** Start **

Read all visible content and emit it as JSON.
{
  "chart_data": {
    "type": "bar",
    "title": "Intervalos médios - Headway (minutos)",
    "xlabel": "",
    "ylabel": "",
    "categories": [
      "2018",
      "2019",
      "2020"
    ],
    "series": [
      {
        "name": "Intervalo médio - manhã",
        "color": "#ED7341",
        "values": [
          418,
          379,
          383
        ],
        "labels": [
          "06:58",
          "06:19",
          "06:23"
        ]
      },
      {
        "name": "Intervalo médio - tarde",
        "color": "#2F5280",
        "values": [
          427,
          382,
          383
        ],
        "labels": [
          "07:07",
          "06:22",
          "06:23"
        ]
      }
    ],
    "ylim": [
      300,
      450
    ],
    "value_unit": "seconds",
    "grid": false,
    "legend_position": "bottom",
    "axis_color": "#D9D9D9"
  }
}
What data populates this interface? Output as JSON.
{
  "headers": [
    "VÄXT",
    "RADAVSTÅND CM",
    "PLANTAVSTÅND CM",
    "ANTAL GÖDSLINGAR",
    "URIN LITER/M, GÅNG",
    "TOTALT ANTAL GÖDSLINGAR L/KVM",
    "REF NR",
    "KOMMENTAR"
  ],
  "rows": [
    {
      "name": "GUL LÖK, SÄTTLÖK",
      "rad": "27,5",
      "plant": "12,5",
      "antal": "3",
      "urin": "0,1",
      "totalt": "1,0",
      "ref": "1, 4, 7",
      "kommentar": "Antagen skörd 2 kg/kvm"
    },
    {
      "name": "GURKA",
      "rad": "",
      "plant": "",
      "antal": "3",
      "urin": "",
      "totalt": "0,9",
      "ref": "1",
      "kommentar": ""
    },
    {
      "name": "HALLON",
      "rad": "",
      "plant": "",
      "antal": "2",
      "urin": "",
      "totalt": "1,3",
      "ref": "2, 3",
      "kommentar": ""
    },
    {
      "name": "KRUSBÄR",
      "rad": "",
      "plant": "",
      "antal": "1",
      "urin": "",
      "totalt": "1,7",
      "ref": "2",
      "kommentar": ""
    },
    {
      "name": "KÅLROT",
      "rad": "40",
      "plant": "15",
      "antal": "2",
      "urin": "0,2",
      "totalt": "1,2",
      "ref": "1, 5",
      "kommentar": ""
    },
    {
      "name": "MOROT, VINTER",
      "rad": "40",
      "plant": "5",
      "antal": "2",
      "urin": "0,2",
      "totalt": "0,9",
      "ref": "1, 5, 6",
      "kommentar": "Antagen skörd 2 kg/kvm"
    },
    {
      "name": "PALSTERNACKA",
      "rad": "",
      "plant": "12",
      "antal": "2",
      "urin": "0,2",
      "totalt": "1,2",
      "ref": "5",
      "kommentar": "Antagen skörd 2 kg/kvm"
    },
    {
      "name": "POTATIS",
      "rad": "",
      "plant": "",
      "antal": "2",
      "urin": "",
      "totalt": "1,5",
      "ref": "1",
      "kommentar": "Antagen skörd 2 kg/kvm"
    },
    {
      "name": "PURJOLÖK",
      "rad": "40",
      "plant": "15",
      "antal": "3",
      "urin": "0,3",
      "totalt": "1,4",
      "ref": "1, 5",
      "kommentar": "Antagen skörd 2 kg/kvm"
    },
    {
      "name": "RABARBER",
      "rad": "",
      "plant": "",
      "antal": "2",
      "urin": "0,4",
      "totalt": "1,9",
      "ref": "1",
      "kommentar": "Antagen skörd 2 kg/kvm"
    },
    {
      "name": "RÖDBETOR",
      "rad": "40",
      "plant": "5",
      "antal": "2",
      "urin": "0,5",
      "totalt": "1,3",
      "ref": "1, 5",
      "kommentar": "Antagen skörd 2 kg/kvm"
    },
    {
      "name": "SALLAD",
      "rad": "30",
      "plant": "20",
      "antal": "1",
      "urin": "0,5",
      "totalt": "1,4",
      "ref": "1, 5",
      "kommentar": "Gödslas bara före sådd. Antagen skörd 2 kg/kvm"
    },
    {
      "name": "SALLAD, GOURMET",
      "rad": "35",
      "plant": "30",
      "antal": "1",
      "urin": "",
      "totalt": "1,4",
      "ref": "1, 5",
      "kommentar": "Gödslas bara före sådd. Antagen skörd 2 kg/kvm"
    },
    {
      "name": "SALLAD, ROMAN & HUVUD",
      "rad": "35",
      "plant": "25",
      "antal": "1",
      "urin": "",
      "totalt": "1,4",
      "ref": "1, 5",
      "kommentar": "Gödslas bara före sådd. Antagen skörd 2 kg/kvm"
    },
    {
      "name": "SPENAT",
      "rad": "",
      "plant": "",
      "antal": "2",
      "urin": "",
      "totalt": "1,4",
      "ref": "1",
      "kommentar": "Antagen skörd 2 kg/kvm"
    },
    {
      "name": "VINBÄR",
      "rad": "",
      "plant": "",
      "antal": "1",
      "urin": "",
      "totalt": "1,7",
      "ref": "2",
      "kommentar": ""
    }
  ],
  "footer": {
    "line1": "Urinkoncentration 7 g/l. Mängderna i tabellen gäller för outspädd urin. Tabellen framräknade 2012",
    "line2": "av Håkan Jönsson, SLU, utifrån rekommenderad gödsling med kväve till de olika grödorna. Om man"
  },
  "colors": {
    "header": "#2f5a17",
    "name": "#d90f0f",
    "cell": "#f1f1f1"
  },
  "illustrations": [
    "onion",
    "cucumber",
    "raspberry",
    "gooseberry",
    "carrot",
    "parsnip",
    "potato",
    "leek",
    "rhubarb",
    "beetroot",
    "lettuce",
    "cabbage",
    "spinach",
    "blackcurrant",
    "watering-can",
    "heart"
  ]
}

** End **

▸ **REQUIREMENT**
Repeat every line of the records above exactly.

▸ **PROBLEM SOLUTION**
Read all visible content and emit it as JSON.
{
  "chart_data": {
    "type": "bar",
    "title": "Intervalos médios - Headway (minutos)",
    "xlabel": "",
    "ylabel": "",
    "categories": [
      "2018",
      "2019",
      "2020"
    ],
    "series": [
      {
        "name": "Intervalo médio - manhã",
        "color": "#ED7341",
        "values": [
          418,
          379,
          383
        ],
        "labels": [
          "06:58",
          "06:19",
          "06:23"
        ]
      },
      {
        "name": "Intervalo médio - tarde",
        "color": "#2F5280",
        "values": [
          427,
          382,
          383
        ],
        "labels": [
          "07:07",
          "06:22",
          "06:23"
        ]
      }
    ],
    "ylim": [
      300,
      450
    ],
    "value_unit": "seconds",
    "grid": false,
    "legend_position": "bottom",
    "axis_color": "#D9D9D9"
  }
}
What data populates this interface? Output as JSON.
{
  "headers": [
    "VÄXT",
    "RADAVSTÅND CM",
    "PLANTAVSTÅND CM",
    "ANTAL GÖDSLINGAR",
    "URIN LITER/M, GÅNG",
    "TOTALT ANTAL GÖDSLINGAR L/KVM",
    "REF NR",
    "KOMMENTAR"
  ],
  "rows": [
    {
      "name": "GUL LÖK, SÄTTLÖK",
      "rad": "27,5",
      "plant": "12,5",
      "antal": "3",
      "urin": "0,1",
      "totalt": "1,0",
      "ref": "1, 4, 7",
      "kommentar": "Antagen skörd 2 kg/kvm"
    },
    {
      "name": "GURKA",
      "rad": "",
      "plant": "",
      "antal": "3",
      "urin": "",
      "totalt": "0,9",
      "ref": "1",
      "kommentar": ""
    },
    {
      "name": "HALLON",
      "rad": "",
      "plant": "",
      "antal": "2",
      "urin": "",
      "totalt": "1,3",
      "ref": "2, 3",
      "kommentar": ""
    },
    {
      "name": "KRUSBÄR",
      "rad": "",
      "plant": "",
      "antal": "1",
      "urin": "",
      "totalt": "1,7",
      "ref": "2",
      "kommentar": ""
    },
    {
      "name": "KÅLROT",
      "rad": "40",
      "plant": "15",
      "antal": "2",
      "urin": "0,2",
      "totalt": "1,2",
      "ref": "1, 5",
      "kommentar": ""
    },
    {
      "name": "MOROT, VINTER",
      "rad": "40",
      "plant": "5",
      "antal": "2",
      "urin": "0,2",
      "totalt": "0,9",
      "ref": "1, 5, 6",
      "kommentar": "Antagen skörd 2 kg/kvm"
    },
    {
      "name": "PALSTERNACKA",
      "rad": "",
      "plant": "12",
      "antal": "2",
      "urin": "0,2",
      "totalt": "1,2",
      "ref": "5",
      "kommentar": "Antagen skörd 2 kg/kvm"
    },
    {
      "name": "POTATIS",
      "rad": "",
      "plant": "",
      "antal": "2",
      "urin": "",
      "totalt": "1,5",
      "ref": "1",
      "kommentar": "Antagen skörd 2 kg/kvm"
    },
    {
      "name": "PURJOLÖK",
      "rad": "40",
      "plant": "15",
      "antal": "3",
      "urin": "0,3",
      "totalt": "1,4",
      "ref": "1, 5",
      "kommentar": "Antagen skörd 2 kg/kvm"
    },
    {
      "name": "RABARBER",
      "rad": "",
      "plant": "",
      "antal": "2",
      "urin": "0,4",
      "totalt": "1,9",
      "ref": "1",
      "kommentar": "Antagen skörd 2 kg/kvm"
    },
    {
      "name": "RÖDBETOR",
      "rad": "40",
      "plant": "5",
      "antal": "2",
      "urin": "0,5",
      "totalt": "1,3",
      "ref": "1, 5",
      "kommentar": "Antagen skörd 2 kg/kvm"
    },
    {
      "name": "SALLAD",
      "rad": "30",
      "plant": "20",
      "antal": "1",
      "urin": "0,5",
      "totalt": "1,4",
      "ref": "1, 5",
      "kommentar": "Gödslas bara före sådd. Antagen skörd 2 kg/kvm"
    },
    {
      "name": "SALLAD, GOURMET",
      "rad": "35",
      "plant": "30",
      "antal": "1",
      "urin": "",
      "totalt": "1,4",
      "ref": "1, 5",
      "kommentar": "Gödslas bara före sådd. Antagen skörd 2 kg/kvm"
    },
    {
      "name": "SALLAD, ROMAN & HUVUD",
      "rad": "35",
      "plant": "25",
      "antal": "1",
      "urin": "",
      "totalt": "1,4",
      "ref": "1, 5",
      "kommentar": "Gödslas bara före sådd. Antagen skörd 2 kg/kvm"
    },
    {
      "name": "SPENAT",
      "rad": "",
      "plant": "",
      "antal": "2",
      "urin": "",
      "totalt": "1,4",
      "ref": "1",
      "kommentar": "Antagen skörd 2 kg/kvm"
    },
    {
      "name": "VINBÄR",
      "rad": "",
      "plant": "",
      "antal": "1",
      "urin": "",
      "totalt": "1,7",
      "ref": "2",
      "kommentar": ""
    }
  ],
  "footer": {
    "line1": "Urinkoncentration 7 g/l. Mängderna i tabellen gäller för outspädd urin. Tabellen framräknade 2012",
    "line2": "av Håkan Jönsson, SLU, utifrån rekommenderad gödsling med kväve till de olika grödorna. Om man"
  },
  "colors": {
    "header": "#2f5a17",
    "name": "#d90f0f",
    "cell": "#f1f1f1"
  },
  "illustrations": [
    "onion",
    "cucumber",
    "raspberry",
    "gooseberry",
    "carrot",
    "parsnip",
    "potato",
    "leek",
    "rhubarb",
    "beetroot",
    "lettuce",
    "cabbage",
    "spinach",
    "blackcurrant",
    "watering-can",
    "heart"
  ]
}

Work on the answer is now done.